Work to do:
Take every line where the string "Trustees" appears and copy it.

Exercise materials:
══════════════════════════════

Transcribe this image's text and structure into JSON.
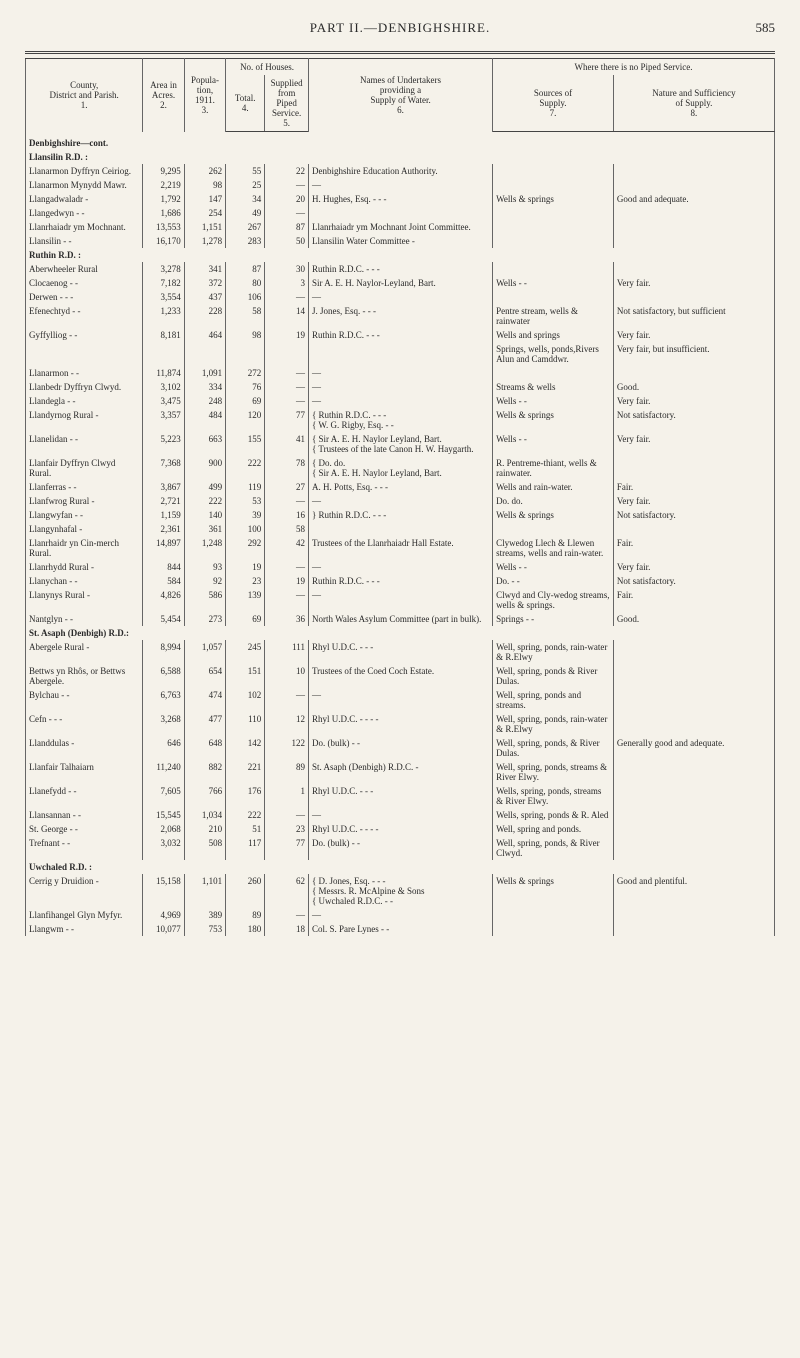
{
  "page": {
    "running_head": "PART II.—DENBIGHSHIRE.",
    "page_number": "585"
  },
  "colors": {
    "bg": "#f5f2ea",
    "rule": "#444444",
    "rule_light": "#888888",
    "text": "#2a2a2a"
  },
  "typography": {
    "family": "Times New Roman",
    "body_pt": 9,
    "header_pt": 13
  },
  "header": {
    "col1": "County,\nDistrict and Parish.\n1.",
    "col2": "Area in\nAcres.\n2.",
    "col3": "Popula-\ntion,\n1911.\n3.",
    "houses_group": "No. of Houses.",
    "col4": "Total.\n4.",
    "col5": "Supplied\nfrom\nPiped\nService.\n5.",
    "col6": "Names of Undertakers\nproviding a\nSupply of Water.\n6.",
    "where_group": "Where there is no Piped Service.",
    "col7": "Sources of\nSupply.\n7.",
    "col8": "Nature and Sufficiency\nof Supply.\n8."
  },
  "sections": [
    {
      "title": "Denbighshire—cont.",
      "groups": [
        {
          "heading": "Llansilin R.D. :",
          "rows": [
            {
              "c": "Llanarmon Dyffryn Ceiriog.",
              "a": "9,295",
              "p": "262",
              "t": "55",
              "s": "22",
              "names": "Denbighshire Education Authority.",
              "src": "",
              "nat": ""
            },
            {
              "c": "Llanarmon Mynydd Mawr.",
              "a": "2,219",
              "p": "98",
              "t": "25",
              "s": "—",
              "names": "—",
              "src": "",
              "nat": ""
            },
            {
              "c": "Llangadwaladr   -",
              "a": "1,792",
              "p": "147",
              "t": "34",
              "s": "20",
              "names": "H. Hughes, Esq.   -   -   -",
              "src": "Wells & springs",
              "nat": "Good and adequate."
            },
            {
              "c": "Llangedwyn -   -",
              "a": "1,686",
              "p": "254",
              "t": "49",
              "s": "—",
              "names": "",
              "src": "",
              "nat": ""
            },
            {
              "c": "Llanrhaiadr ym Mochnant.",
              "a": "13,553",
              "p": "1,151",
              "t": "267",
              "s": "87",
              "names": "Llanrhaiadr ym Mochnant Joint Committee.",
              "src": "",
              "nat": ""
            },
            {
              "c": "Llansilin   -   -",
              "a": "16,170",
              "p": "1,278",
              "t": "283",
              "s": "50",
              "names": "Llansilin Water Committee -",
              "src": "",
              "nat": ""
            }
          ]
        },
        {
          "heading": "Ruthin R.D. :",
          "rows": [
            {
              "c": "Aberwheeler Rural",
              "a": "3,278",
              "p": "341",
              "t": "87",
              "s": "30",
              "names": "Ruthin R.D.C.   -   -   -",
              "src": "",
              "nat": ""
            },
            {
              "c": "Clocaenog   -   -",
              "a": "7,182",
              "p": "372",
              "t": "80",
              "s": "3",
              "names": "Sir A. E. H. Naylor-Leyland, Bart.",
              "src": "Wells   -   -",
              "nat": "Very fair."
            },
            {
              "c": "Derwen -   -   -",
              "a": "3,554",
              "p": "437",
              "t": "106",
              "s": "—",
              "names": "—",
              "src": "",
              "nat": ""
            },
            {
              "c": "Efenechtyd -   -",
              "a": "1,233",
              "p": "228",
              "t": "58",
              "s": "14",
              "names": "J. Jones, Esq.   -   -   -",
              "src": "Pentre stream, wells & rainwater",
              "nat": "Not satisfactory, but sufficient"
            },
            {
              "c": "Gyffylliog   -   -",
              "a": "8,181",
              "p": "464",
              "t": "98",
              "s": "19",
              "names": "Ruthin R.D.C.   -   -   -",
              "src": "Wells and springs",
              "nat": "Very fair."
            },
            {
              "c": "",
              "a": "",
              "p": "",
              "t": "",
              "s": "",
              "names": "",
              "src": "Springs, wells, ponds,Rivers Alun and Camddwr.",
              "nat": "Very fair, but insufficient."
            },
            {
              "c": "Llanarmon   -   -",
              "a": "11,874",
              "p": "1,091",
              "t": "272",
              "s": "—",
              "names": "—",
              "src": "",
              "nat": ""
            },
            {
              "c": "Llanbedr Dyffryn Clwyd.",
              "a": "3,102",
              "p": "334",
              "t": "76",
              "s": "—",
              "names": "—",
              "src": "Streams & wells",
              "nat": "Good."
            },
            {
              "c": "Llandegla   -   -",
              "a": "3,475",
              "p": "248",
              "t": "69",
              "s": "—",
              "names": "—",
              "src": "Wells   -   -",
              "nat": "Very fair."
            },
            {
              "c": "Llandyrnog Rural -",
              "a": "3,357",
              "p": "484",
              "t": "120",
              "s": "77",
              "names": "{ Ruthin R.D.C. -   -   -\n{ W. G. Rigby, Esq. -   -",
              "src": "Wells & springs",
              "nat": "Not satisfactory."
            },
            {
              "c": "Llanelidan   -   -",
              "a": "5,223",
              "p": "663",
              "t": "155",
              "s": "41",
              "names": "{ Sir A. E. H. Naylor Leyland, Bart.\n{ Trustees of the late Canon H. W. Haygarth.",
              "src": "Wells   -   -",
              "nat": "Very fair."
            },
            {
              "c": "Llanfair Dyffryn Clwyd Rural.",
              "a": "7,368",
              "p": "900",
              "t": "222",
              "s": "78",
              "names": "{ Do. do.\n{ Sir A. E. H. Naylor Leyland, Bart.",
              "src": "R. Pentreme-thiant, wells & rainwater.",
              "nat": ""
            },
            {
              "c": "Llanferras   -   -",
              "a": "3,867",
              "p": "499",
              "t": "119",
              "s": "27",
              "names": "A. H. Potts, Esq. -   -   -",
              "src": "Wells and rain-water.",
              "nat": "Fair."
            },
            {
              "c": "Llanfwrog Rural -",
              "a": "2,721",
              "p": "222",
              "t": "53",
              "s": "—",
              "names": "—",
              "src": "Do. do.",
              "nat": "Very fair."
            },
            {
              "c": "Llangwyfan -   -",
              "a": "1,159",
              "p": "140",
              "t": "39",
              "s": "16",
              "names": "} Ruthin R.D.C. -   -   -",
              "src": "Wells & springs",
              "nat": "Not satisfactory."
            },
            {
              "c": "Llangynhafal   -",
              "a": "2,361",
              "p": "361",
              "t": "100",
              "s": "58",
              "names": "",
              "src": "",
              "nat": ""
            },
            {
              "c": "Llanrhaidr yn Cin-merch Rural.",
              "a": "14,897",
              "p": "1,248",
              "t": "292",
              "s": "42",
              "names": "Trustees of the Llanrhaiadr Hall Estate.",
              "src": "Clywedog Llech & Llewen streams, wells and rain-water.",
              "nat": "Fair."
            },
            {
              "c": "Llanrhydd Rural -",
              "a": "844",
              "p": "93",
              "t": "19",
              "s": "—",
              "names": "—",
              "src": "Wells   -   -",
              "nat": "Very fair."
            },
            {
              "c": "Llanychan -   -",
              "a": "584",
              "p": "92",
              "t": "23",
              "s": "19",
              "names": "Ruthin R.D.C.   -   -   -",
              "src": "Do.   -   -",
              "nat": "Not satisfactory."
            },
            {
              "c": "Llanynys Rural  -",
              "a": "4,826",
              "p": "586",
              "t": "139",
              "s": "—",
              "names": "—",
              "src": "Clwyd and Cly-wedog streams, wells & springs.",
              "nat": "Fair."
            },
            {
              "c": "Nantglyn   -   -",
              "a": "5,454",
              "p": "273",
              "t": "69",
              "s": "36",
              "names": "North Wales Asylum Committee (part in bulk).",
              "src": "Springs   -   -",
              "nat": "Good."
            }
          ]
        },
        {
          "heading": "St. Asaph (Denbigh) R.D.:",
          "rows": [
            {
              "c": "Abergele Rural   -",
              "a": "8,994",
              "p": "1,057",
              "t": "245",
              "s": "111",
              "names": "Rhyl U.D.C.   -   -   -",
              "src": "Well, spring, ponds, rain-water & R.Elwy",
              "nat": ""
            },
            {
              "c": "Bettws yn Rhôs, or Bettws Abergele.",
              "a": "6,588",
              "p": "654",
              "t": "151",
              "s": "10",
              "names": "Trustees of the Coed Coch Estate.",
              "src": "Well, spring, ponds & River Dulas.",
              "nat": ""
            },
            {
              "c": "Bylchau   -   -",
              "a": "6,763",
              "p": "474",
              "t": "102",
              "s": "—",
              "names": "—",
              "src": "Well, spring, ponds and streams.",
              "nat": ""
            },
            {
              "c": "Cefn   -   -   -",
              "a": "3,268",
              "p": "477",
              "t": "110",
              "s": "12",
              "names": "Rhyl U.D.C. -   -   -   -",
              "src": "Well, spring, ponds, rain-water & R.Elwy",
              "nat": ""
            },
            {
              "c": "Llanddulas   -",
              "a": "646",
              "p": "648",
              "t": "142",
              "s": "122",
              "names": "Do. (bulk)   -   -",
              "src": "Well, spring, ponds, & River Dulas.",
              "nat": "Generally good and adequate."
            },
            {
              "c": "Llanfair Talhaiarn",
              "a": "11,240",
              "p": "882",
              "t": "221",
              "s": "89",
              "names": "St. Asaph (Denbigh) R.D.C. -",
              "src": "Well, spring, ponds, streams & River Elwy.",
              "nat": ""
            },
            {
              "c": "Llanefydd   -   -",
              "a": "7,605",
              "p": "766",
              "t": "176",
              "s": "1",
              "names": "Rhyl U.D.C.   -   -   -",
              "src": "Wells, spring, ponds, streams & River Elwy.",
              "nat": ""
            },
            {
              "c": "Llansannan   -   -",
              "a": "15,545",
              "p": "1,034",
              "t": "222",
              "s": "—",
              "names": "—",
              "src": "Wells, spring, ponds & R. Aled",
              "nat": ""
            },
            {
              "c": "St. George   -   -",
              "a": "2,068",
              "p": "210",
              "t": "51",
              "s": "23",
              "names": "Rhyl U.D.C. -   -   -   -",
              "src": "Well, spring and ponds.",
              "nat": ""
            },
            {
              "c": "Trefnant   -   -",
              "a": "3,032",
              "p": "508",
              "t": "117",
              "s": "77",
              "names": "Do. (bulk)   -   -",
              "src": "Well, spring, ponds, & River Clwyd.",
              "nat": ""
            }
          ]
        },
        {
          "heading": "Uwchaled R.D. :",
          "rows": [
            {
              "c": "Cerrig y Druidion -",
              "a": "15,158",
              "p": "1,101",
              "t": "260",
              "s": "62",
              "names": "{ D. Jones, Esq. -   -   -\n{ Messrs. R. McAlpine & Sons\n{ Uwchaled R.D.C.   -   -",
              "src": "Wells & springs",
              "nat": "Good and plentiful."
            },
            {
              "c": "Llanfihangel Glyn Myfyr.",
              "a": "4,969",
              "p": "389",
              "t": "89",
              "s": "—",
              "names": "—",
              "src": "",
              "nat": ""
            },
            {
              "c": "Llangwm   -   -",
              "a": "10,077",
              "p": "753",
              "t": "180",
              "s": "18",
              "names": "Col. S. Pare Lynes   -   -",
              "src": "",
              "nat": ""
            }
          ]
        }
      ]
    }
  ]
}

══════════════════════════════

Written response:
              "names": "{ Sir A. E. H. Naylor Leyland, Bart.\n{ Trustees of the late Canon H. W. Haygarth.",
              "names": "Trustees of the Llanrhaiadr Hall Estate.",
              "names": "Trustees of the Coed Coch Estate.",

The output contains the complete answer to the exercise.